**WHAT YOU HAVE TO DO**
Without including any pictures, write out the listing below exactly.

=-=-=

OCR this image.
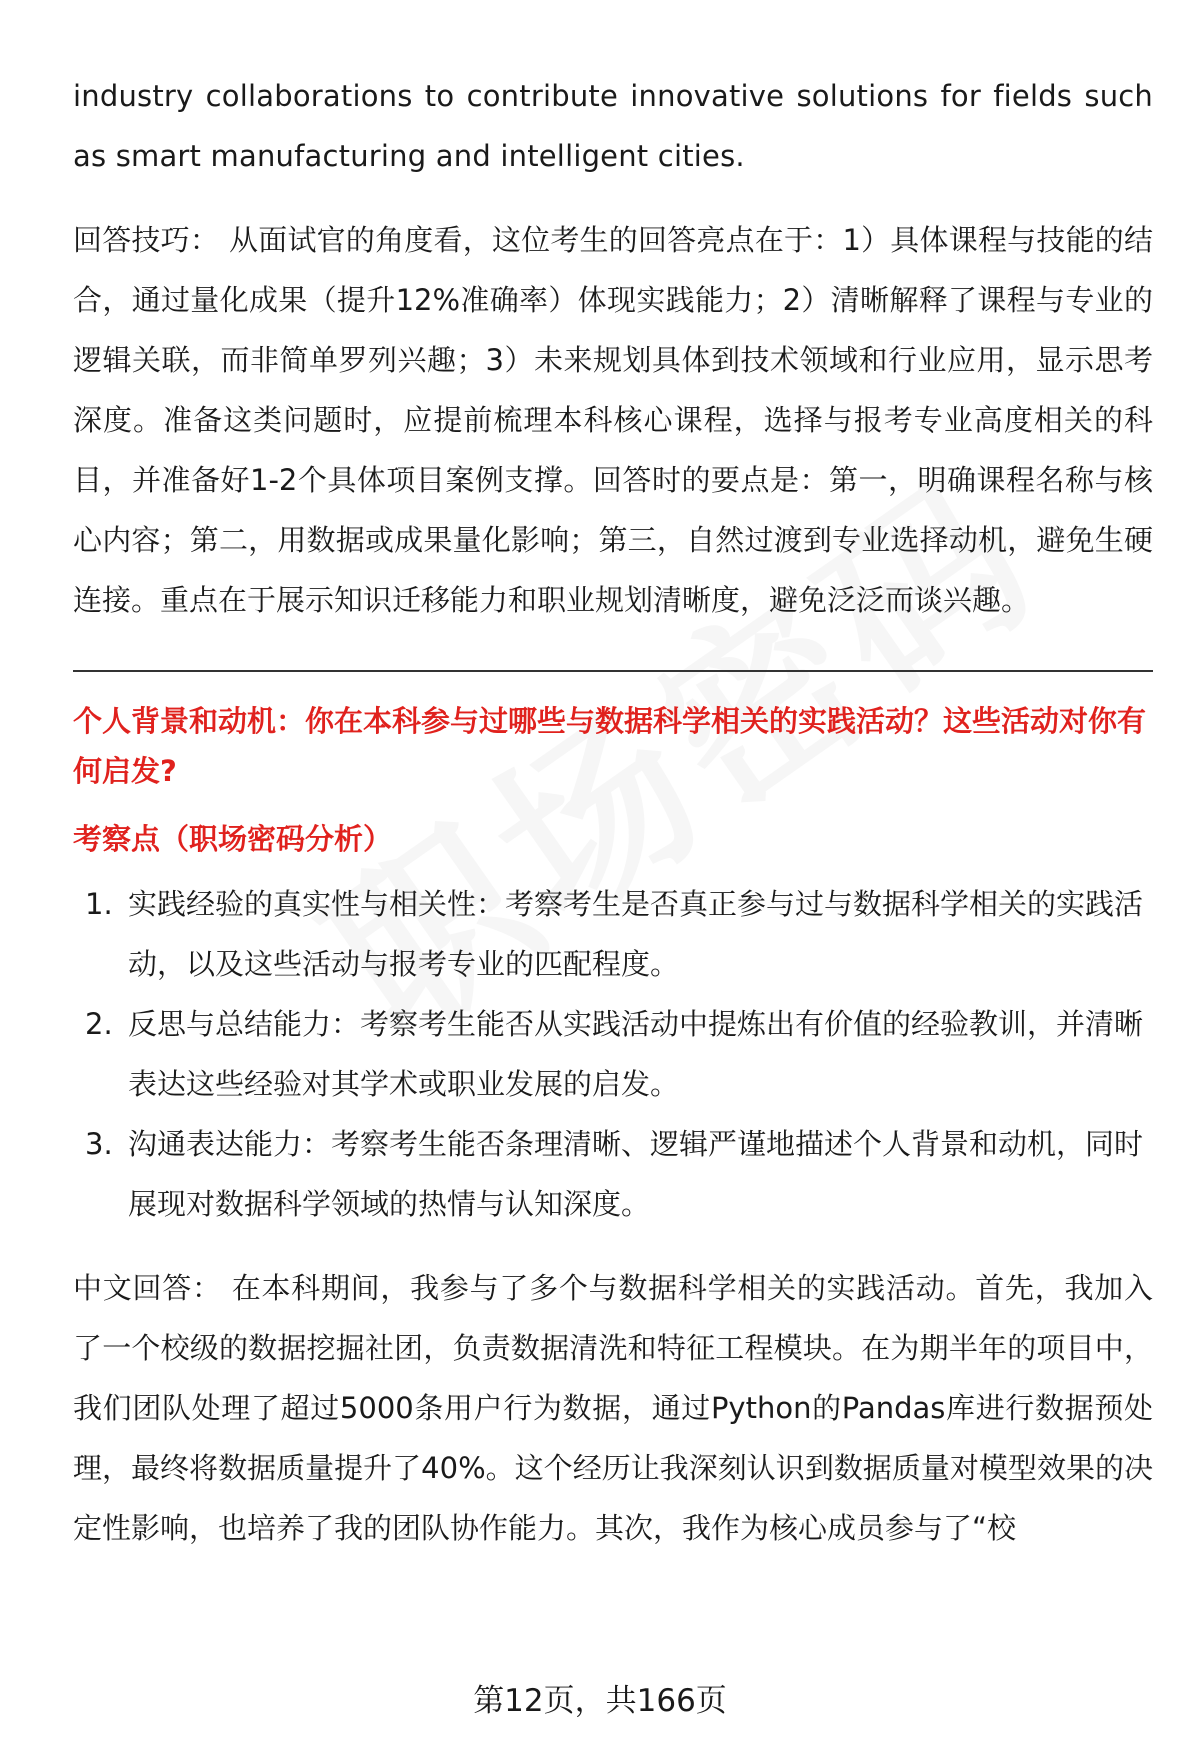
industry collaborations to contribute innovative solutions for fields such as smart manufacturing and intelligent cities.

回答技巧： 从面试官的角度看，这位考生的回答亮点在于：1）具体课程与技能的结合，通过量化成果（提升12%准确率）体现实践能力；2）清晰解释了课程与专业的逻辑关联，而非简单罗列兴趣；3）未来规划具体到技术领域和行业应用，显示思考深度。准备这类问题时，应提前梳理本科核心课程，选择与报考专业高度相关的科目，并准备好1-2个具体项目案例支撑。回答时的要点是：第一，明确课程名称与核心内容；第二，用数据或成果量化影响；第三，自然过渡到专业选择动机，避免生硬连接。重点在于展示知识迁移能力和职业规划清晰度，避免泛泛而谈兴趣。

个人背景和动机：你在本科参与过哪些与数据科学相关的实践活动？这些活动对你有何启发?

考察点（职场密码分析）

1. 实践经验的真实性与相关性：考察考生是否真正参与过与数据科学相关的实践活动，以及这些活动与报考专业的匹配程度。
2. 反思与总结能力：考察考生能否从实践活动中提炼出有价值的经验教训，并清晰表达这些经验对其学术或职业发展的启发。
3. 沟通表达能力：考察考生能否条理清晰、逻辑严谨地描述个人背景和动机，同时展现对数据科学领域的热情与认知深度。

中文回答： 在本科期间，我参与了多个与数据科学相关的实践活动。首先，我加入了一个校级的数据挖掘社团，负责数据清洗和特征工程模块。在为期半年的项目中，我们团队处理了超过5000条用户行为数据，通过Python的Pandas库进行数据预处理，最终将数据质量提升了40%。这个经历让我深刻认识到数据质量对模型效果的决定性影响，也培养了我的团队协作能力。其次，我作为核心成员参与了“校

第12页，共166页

=-=-=

**SOLUTION**
OCR this image.
industry collaborations to contribute innovative solutions for fields such as smart manufacturing and intelligent cities.

回答技巧： 从面试官的角度看，这位考生的回答亮点在于：1）具体课程与技能的结合，通过量化成果（提升12%准确率）体现实践能力；2）清晰解释了课程与专业的逻辑关联，而非简单罗列兴趣；3）未来规划具体到技术领域和行业应用，显示思考深度。准备这类问题时，应提前梳理本科核心课程，选择与报考专业高度相关的科目，并准备好1-2个具体项目案例支撑。回答时的要点是：第一，明确课程名称与核心内容；第二，用数据或成果量化影响；第三，自然过渡到专业选择动机，避免生硬连接。重点在于展示知识迁移能力和职业规划清晰度，避免泛泛而谈兴趣。

个人背景和动机：你在本科参与过哪些与数据科学相关的实践活动？这些活动对你有何启发?

考察点（职场密码分析）

1. 实践经验的真实性与相关性：考察考生是否真正参与过与数据科学相关的实践活动，以及这些活动与报考专业的匹配程度。
2. 反思与总结能力：考察考生能否从实践活动中提炼出有价值的经验教训，并清晰表达这些经验对其学术或职业发展的启发。
3. 沟通表达能力：考察考生能否条理清晰、逻辑严谨地描述个人背景和动机，同时展现对数据科学领域的热情与认知深度。

中文回答： 在本科期间，我参与了多个与数据科学相关的实践活动。首先，我加入了一个校级的数据挖掘社团，负责数据清洗和特征工程模块。在为期半年的项目中，我们团队处理了超过5000条用户行为数据，通过Python的Pandas库进行数据预处理，最终将数据质量提升了40%。这个经历让我深刻认识到数据质量对模型效果的决定性影响，也培养了我的团队协作能力。其次，我作为核心成员参与了“校

第12页，共166页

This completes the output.